JOB: Wherever the string "aprendizaje" appears in the listing, copy that line.

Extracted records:
^^^^^^^^^^^^^^^^

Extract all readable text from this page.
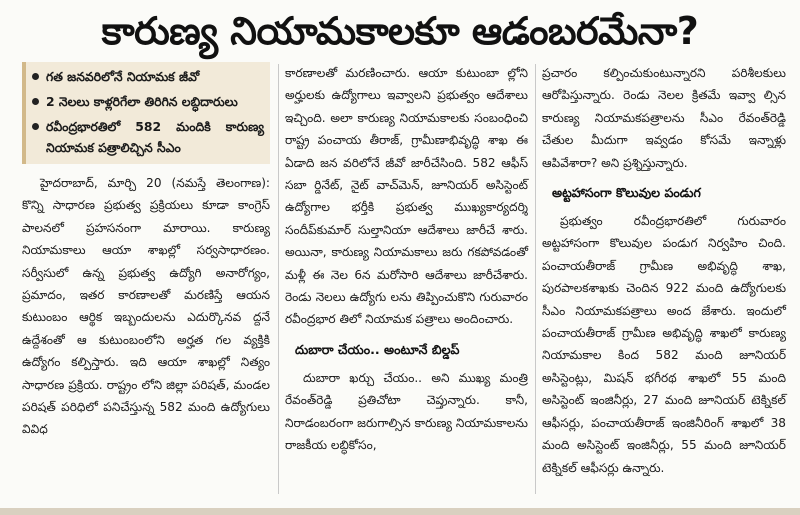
కారుణ్య నియామకాలకూ ఆడంబరమేనా?
గత జనవరిలోనే నియామక జీవో
2 నెలలు కాళ్లరిగేలా తిరిగిన లబ్ధిదారులు
రవీంద్రభారతిలో 582 మందికి కారుణ్య నియామక పత్రాలిచ్చిన సీఎం
హైదరాబాద్, మార్చి 20 (నమస్తే తెలంగాణ): కొన్ని సాధారణ ప్రభుత్వ ప్రక్రియలు కూడా కాంగ్రెస్ పాలనలో ప్రహసనంగా మారాయి. కారుణ్య నియామకాలు ఆయా శాఖల్లో సర్వసాధారణం. సర్వీసులో ఉన్న ప్రభుత్వ ఉద్యోగి అనారోగ్యం, ప్రమాదం, ఇతర కారణాలతో మరణిస్తే ఆయన కుటుంబం ఆర్థిక ఇబ్బందులను ఎదుర్కొనవ ద్దనే ఉద్దేశంతో ఆ కుటుంబంలోని అర్హత గల వ్యక్తికి ఉద్యోగం కల్పిస్తారు. ఇది ఆయా శాఖల్లో నిత్యం సాధారణ ప్రక్రియ. రాష్ట్రం లోని జిల్లా పరిషత్, మండల పరిషత్ పరిధిలో పనిచేస్తున్న 582 మంది ఉద్యోగులు వివిధ
కారణాలతో మరణించారు. ఆయా కుటుంబా ల్లోని అర్హులకు ఉద్యోగాలు ఇవ్వాలని ప్రభుత్వం ఆదేశాలు ఇచ్చింది. అలా కారుణ్య నియామకాలకు సంబంధించి రాష్ట్ర పంచాయ తీరాజ్, గ్రామీణాభివృద్ధి శాఖ ఈ ఏడాది జన వరిలోనే జీవో జారీచేసింది. 582 ఆఫీస్ సబా ర్డినేట్, నైట్ వాచ్‌మెన్, జూనియర్ అసిస్టెంట్ ఉద్యోగాల భర్తీకి ప్రభుత్వ ముఖ్యకార్యదర్శి సందీప్‌కుమార్ సుల్తానియా ఆదేశాలు జారీచే శారు. అయినా, కారుణ్య నియామకాలు జరు గకపోవడంతో మళ్లీ ఈ నెల 6న మరోసారి ఆదేశాలు జారీచేశారు. రెండు నెలలు ఉద్యోగు లను తిప్పించుకొని గురువారం రవీంద్రభార తిలో నియామక పత్రాలు అందించారు.
దుబారా చేయం.. అంటూనే బిల్డప్
దుబారా ఖర్చు చేయం.. అని ముఖ్య మంత్రి రేవంత్‌రెడ్డి ప్రతిచోటా చెప్తున్నారు. కానీ, నిరాడంబరంగా జరుగాల్సిన కారుణ్య నియామకాలను రాజకీయ లబ్ధికోసం,
ప్రచారం కల్పించుకుంటున్నారని పరిశీలకులు ఆరోపిస్తున్నారు. రెండు నెలల క్రితమే ఇవ్వా ల్సిన కారుణ్య నియామకపత్రాలను సీఎం రేవంత్‌రెడ్డి చేతుల మీదుగా ఇవ్వడం కోసమే ఇన్నాళ్లు ఆపివేశారా? అని ప్రశ్నిస్తున్నారు.
అట్టహాసంగా కొలువుల పండుగ
ప్రభుత్వం రవీంద్రభారతిలో గురువారం అట్టహాసంగా కొలువుల పండుగ నిర్వహిం చింది. పంచాయతీరాజ్ గ్రామీణ అభివృద్ధి శాఖ, పురపాలకశాఖకు చెందిన 922 మంది ఉద్యోగులకు సీఎం నియామకపత్రాలు అంద జేశారు. ఇందులో పంచాయతీరాజ్ గ్రామీణ అభివృద్ధి శాఖలో కారుణ్య నియామకాల కింద 582 మంది జూనియర్ అసిస్టెంట్లు, మిషన్ భగీరథ శాఖలో 55 మంది అసిస్టెంట్ ఇంజినీర్లు, 27 మంది జూనియర్ టెక్నికల్ ఆఫీసర్లు, పంచాయతీరాజ్ ఇంజినీరింగ్ శాఖలో 38 మంది అసిస్టెంట్ ఇంజినీర్లు, 55 మంది జూనియర్ టెక్నికల్ ఆఫీసర్లు ఉన్నారు.
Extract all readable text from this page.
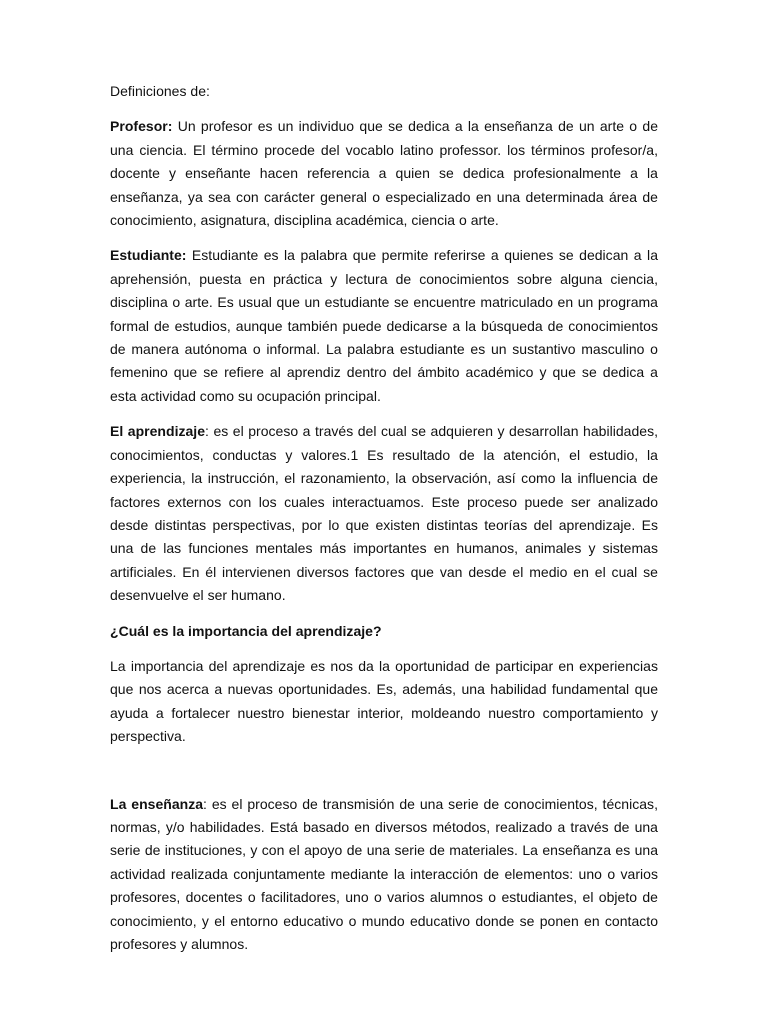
Definiciones de:

Profesor: Un profesor es un individuo que se dedica a la enseñanza de un arte o de una ciencia. El término procede del vocablo latino professor. los términos profesor/a, docente y enseñante hacen referencia a quien se dedica profesionalmente a la enseñanza, ya sea con carácter general o especializado en una determinada área de conocimiento, asignatura, disciplina académica, ciencia o arte.

Estudiante: Estudiante es la palabra que permite referirse a quienes se dedican a la aprehensión, puesta en práctica y lectura de conocimientos sobre alguna ciencia, disciplina o arte. Es usual que un estudiante se encuentre matriculado en un programa formal de estudios, aunque también puede dedicarse a la búsqueda de conocimientos de manera autónoma o informal. La palabra estudiante es un sustantivo masculino o femenino que se refiere al aprendiz dentro del ámbito académico y que se dedica a esta actividad como su ocupación principal.

El aprendizaje: es el proceso a través del cual se adquieren y desarrollan habilidades, conocimientos, conductas y valores.1 Es resultado de la atención, el estudio, la experiencia, la instrucción, el razonamiento, la observación, así como la influencia de factores externos con los cuales interactuamos. Este proceso puede ser analizado desde distintas perspectivas, por lo que existen distintas teorías del aprendizaje. Es una de las funciones mentales más importantes en humanos, animales y sistemas artificiales. En él intervienen diversos factores que van desde el medio en el cual se desenvuelve el ser humano.

¿Cuál es la importancia del aprendizaje?

La importancia del aprendizaje es nos da la oportunidad de participar en experiencias que nos acerca a nuevas oportunidades. Es, además, una habilidad fundamental que ayuda a fortalecer nuestro bienestar interior, moldeando nuestro comportamiento y perspectiva.

La enseñanza: es el proceso de transmisión de una serie de conocimientos, técnicas, normas, y/o habilidades. Está basado en diversos métodos, realizado a través de una serie de instituciones, y con el apoyo de una serie de materiales. La enseñanza es una actividad realizada conjuntamente mediante la interacción de elementos: uno o varios profesores, docentes o facilitadores, uno o varios alumnos o estudiantes, el objeto de conocimiento, y el entorno educativo o mundo educativo donde se ponen en contacto profesores y alumnos.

^^^^^^^^^^^^^^^^

RESPONSE FOR THIS EXERCISE:
El aprendizaje: es el proceso a través del cual se adquieren y desarrollan habilidades, conocimientos, conductas y valores.1 Es resultado de la atención, el estudio, la experiencia, la instrucción, el razonamiento, la observación, así como la influencia de factores externos con los cuales interactuamos. Este proceso puede ser analizado desde distintas perspectivas, por lo que existen distintas teorías del aprendizaje. Es una de las funciones mentales más importantes en humanos, animales y sistemas artificiales. En él intervienen diversos factores que van desde el medio en el cual se desenvuelve el ser humano.
¿Cuál es la importancia del aprendizaje?
La importancia del aprendizaje es nos da la oportunidad de participar en experiencias que nos acerca a nuevas oportunidades. Es, además, una habilidad fundamental que ayuda a fortalecer nuestro bienestar interior, moldeando nuestro comportamiento y perspectiva.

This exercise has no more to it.